● **Задание A**
Каким словом в тексте о взглядах Ли на Америку Ли обозначил свое раннее отношение к американцам?

● **Выбранный текст**
********************

Спустя 36 лет после окончания Второй мировой войны мы знаем, что в соревновании западной демократии свободного предпринимательства/свободного рынка против коммунистической командной экономики/контролируемого распределения коммунистическая система проигрывает. Она не способна предоставить товары...
Если это соревнование не закончится взаимным уничтожением ядерным оружием, то в результате выживет та система, которая превосходит других в обеспечении большей безопасности и большего экономического/духовного благополучия для своих членов. Если Запад сможет помешать Советам получить легкую добычу за счет своего военного превосходства, система свободного рынка личных инициатив и стимулов будет явно доказана как превосходящая централизованно планируемую/контролируемую рыночную систему.
Десять лет спустя, после распада Советского Союза, точка зрения Ли станет общепринятой; в то время мало кто осознавал неизбежность распада СССР.
В американском народе Ли заметил необычную щедрость и открытость духа, напоминающие элементы его собственных конфуцианских обязательств. В ближайший послевоенный период, по его наблюдениям, Америка не злоупотребляла своей ядерной монополией:
Любая старая и устоявшаяся нация обеспечивала бы свое господство так долго, как только могла. Но Америка поставила на ноги своих побежденных врагов, чтобы отгородиться от злой силы - Советского Союза, осуществила технологические изменения, щедро и свободно передавая технологии европейцам и японцам, и позволила им стать соперниками в течение 30 лет.... Этому способствовало определенное величие духа, порожденное страхом перед коммунизмом плюс американский идеализм.
По мере того, как после реформ Дэнга его геополитическое внимание переключалось с угрозы маоистской диверсии на более сложное гранд-стратегическое взаимодействие между Китаем, Советским Союзом и Соединенными Штатами - а позднее и на управление Китаем как значительно возросшей экономической и политической силой - оценки Ли менялись соответствующим образом. Но он никогда не изменял теме незаменимой роли Америки в обеспечении безопасности и прогресса всего мира и особенно Юго-Восточной Азии.
Дело не в том, что Ли был сентиментально "проамериканским" - он вовсе не был сентиментальным. Он мог найти здоровый повод для критики в подходе Америки к политике и геополитике. Он записал свое раннее отношение к американцам как "смешанное":
Я восхищался их подходом к делу, но разделял мнение британского истеблишмента того времени, что американцы были яркими и наглыми, что они обладали огромным богатством, но часто злоупотребляли им. Это было неправдой, что для решения проблемы нужно лишь привлечь ресурсы... Они хотели как лучше, но были грубыми и не имели чувства истории.

********************

● **Исходные данные**
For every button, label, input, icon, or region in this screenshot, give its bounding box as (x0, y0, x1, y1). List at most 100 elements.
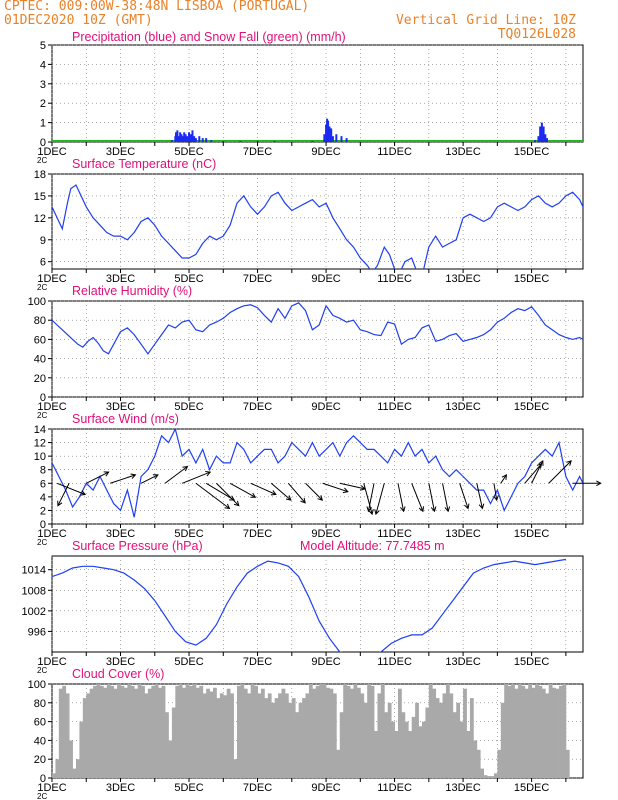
cloud-bar (421, 721, 426, 778)
x-tick-label: 1DEC (37, 782, 66, 794)
precip-bar (331, 136, 334, 142)
wind-arrow-head (418, 506, 425, 513)
cloud-bar (110, 685, 115, 778)
y-tick-label: 14 (34, 424, 46, 436)
wind-arrow-head (250, 492, 257, 498)
wind-arrow-head (270, 490, 277, 496)
wind-arrow-head (233, 500, 240, 507)
x-axis-residual: 2C (37, 156, 47, 165)
cloud-bar (548, 684, 553, 778)
cloud-bar (497, 749, 502, 778)
x-tick-label: 5DEC (174, 146, 203, 158)
y-tick-label: 996 (28, 626, 46, 638)
wind-arrow (181, 471, 211, 484)
precip-bar (326, 118, 329, 142)
cloud-bar (391, 721, 395, 778)
x-tick-label: 9DEC (311, 656, 340, 668)
cloud-bar (216, 698, 221, 778)
x-tick-label: 5DEC (174, 656, 203, 668)
cloud-bar (151, 685, 156, 778)
cloud-bar (524, 688, 529, 778)
y-tick-label: 12 (34, 213, 46, 225)
cloud-bar (233, 759, 238, 778)
x-tick-label: 11DEC (377, 656, 412, 668)
x-tick-label: 9DEC (311, 782, 340, 794)
panel-title: Cloud Cover (%) (72, 667, 164, 681)
cloud-bar (442, 693, 447, 778)
series-line (52, 184, 583, 269)
cloud-bar (398, 688, 402, 778)
cloud-bar (473, 740, 478, 778)
wind-arrow (428, 483, 435, 512)
wind-arrow-head (342, 487, 349, 494)
cloud-bar (559, 685, 563, 778)
y-tick-label: 12 (34, 438, 46, 450)
cloud-bar (264, 698, 269, 778)
y-tick-label: 15 (34, 191, 46, 203)
cloud-bar (490, 776, 495, 778)
cloud-bar (487, 776, 491, 778)
precip-bar (175, 132, 178, 142)
y-tick-label: 18 (34, 169, 46, 181)
cloud-bar (435, 698, 440, 778)
x-tick-label: 3DEC (106, 782, 135, 794)
x-tick-label: 9DEC (311, 401, 340, 413)
cloud-bar (302, 698, 306, 778)
cloud-bar (374, 731, 378, 778)
panel-frame (51, 555, 584, 653)
y-tick-label: 4 (40, 59, 46, 71)
cloud-bar (168, 740, 173, 778)
precip-bar (539, 126, 542, 142)
cloud-bar (319, 684, 324, 778)
cloud-bar (545, 693, 550, 778)
wind-arrow (205, 482, 235, 501)
cloud-bar (209, 691, 214, 778)
wind-arrow-head (493, 495, 499, 502)
cloud-bar (182, 687, 186, 778)
cloud-bar (308, 684, 313, 778)
y-tick-label: 20 (34, 373, 46, 385)
cloud-bar (195, 687, 200, 778)
cloud-bar (377, 693, 382, 778)
cloud-bar (93, 685, 97, 778)
cloud-bar (346, 685, 351, 778)
panel-title: Surface Temperature (nC) (72, 157, 216, 171)
cloud-bar (356, 687, 361, 778)
cloud-bar (213, 687, 217, 778)
cloud-bar (154, 684, 159, 778)
precip-bar (311, 141, 314, 142)
wind-arrow-head (182, 465, 189, 472)
y-tick-label: 0 (40, 519, 46, 531)
wind-arrow (110, 474, 136, 484)
precip-bar (180, 134, 183, 142)
x-tick-label: 5DEC (174, 528, 203, 540)
y-tick-label: 20 (34, 754, 46, 766)
panel-frame (51, 300, 584, 398)
panel-title: Surface Pressure (hPa) (72, 539, 203, 553)
cloud-bar (504, 684, 509, 778)
wind-arrow (195, 482, 230, 509)
x-axis-residual: 2C (37, 283, 47, 292)
x-tick-label: 3DEC (106, 273, 135, 285)
cloud-bar (260, 688, 265, 778)
wind-arrow (270, 482, 292, 501)
cloud-bar (226, 688, 231, 778)
cloud-bar (459, 721, 464, 778)
precip-bar (170, 140, 173, 142)
cloud-bar (230, 693, 234, 778)
cloud-bar (58, 688, 63, 778)
x-tick-label: 7DEC (243, 528, 272, 540)
x-tick-label: 3DEC (106, 146, 135, 158)
y-tick-label: 5 (40, 40, 46, 52)
wind-arrow (459, 483, 469, 509)
cloud-bar (288, 702, 293, 778)
cloud-bar (295, 712, 300, 778)
cloud-bar (528, 684, 532, 778)
precip-bar (534, 140, 537, 142)
cloud-bar (86, 693, 91, 778)
y-tick-label: 6 (40, 257, 46, 269)
precip-bar (544, 134, 547, 142)
wind-arrow-head (464, 503, 470, 510)
wind-arrow-head (400, 506, 406, 513)
wind-arrow (229, 482, 256, 498)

********************

● **Задание B**
Воспроизведите без изменений строки записей от строки с «cloud-bar (421, 721, 426, 778)» до строки с «cloud-bar (442, 693, 447, 778)», включая обе.

● **Решение задания A**
«Смешанное».

● **Решение задания B**
cloud-bar (421, 721, 426, 778)
x-tick-label: 1DEC (37, 782, 66, 794)
precip-bar (331, 136, 334, 142)
wind-arrow-head (418, 506, 425, 513)
cloud-bar (110, 685, 115, 778)
y-tick-label: 14 (34, 424, 46, 436)
wind-arrow-head (250, 492, 257, 498)
wind-arrow-head (270, 490, 277, 496)
wind-arrow-head (233, 500, 240, 507)
x-axis-residual: 2C (37, 156, 47, 165)
cloud-bar (548, 684, 553, 778)
cloud-bar (497, 749, 502, 778)
x-tick-label: 5DEC (174, 146, 203, 158)
y-tick-label: 996 (28, 626, 46, 638)
wind-arrow (181, 471, 211, 484)
precip-bar (326, 118, 329, 142)
cloud-bar (391, 721, 395, 778)
x-tick-label: 9DEC (311, 656, 340, 668)
cloud-bar (216, 698, 221, 778)
x-tick-label: 5DEC (174, 656, 203, 668)
cloud-bar (151, 685, 156, 778)
cloud-bar (524, 688, 529, 778)
y-tick-label: 12 (34, 213, 46, 225)
cloud-bar (233, 759, 238, 778)
x-tick-label: 11DEC (377, 656, 412, 668)
x-tick-label: 9DEC (311, 782, 340, 794)
panel-title: Cloud Cover (%) (72, 667, 164, 681)
cloud-bar (442, 693, 447, 778)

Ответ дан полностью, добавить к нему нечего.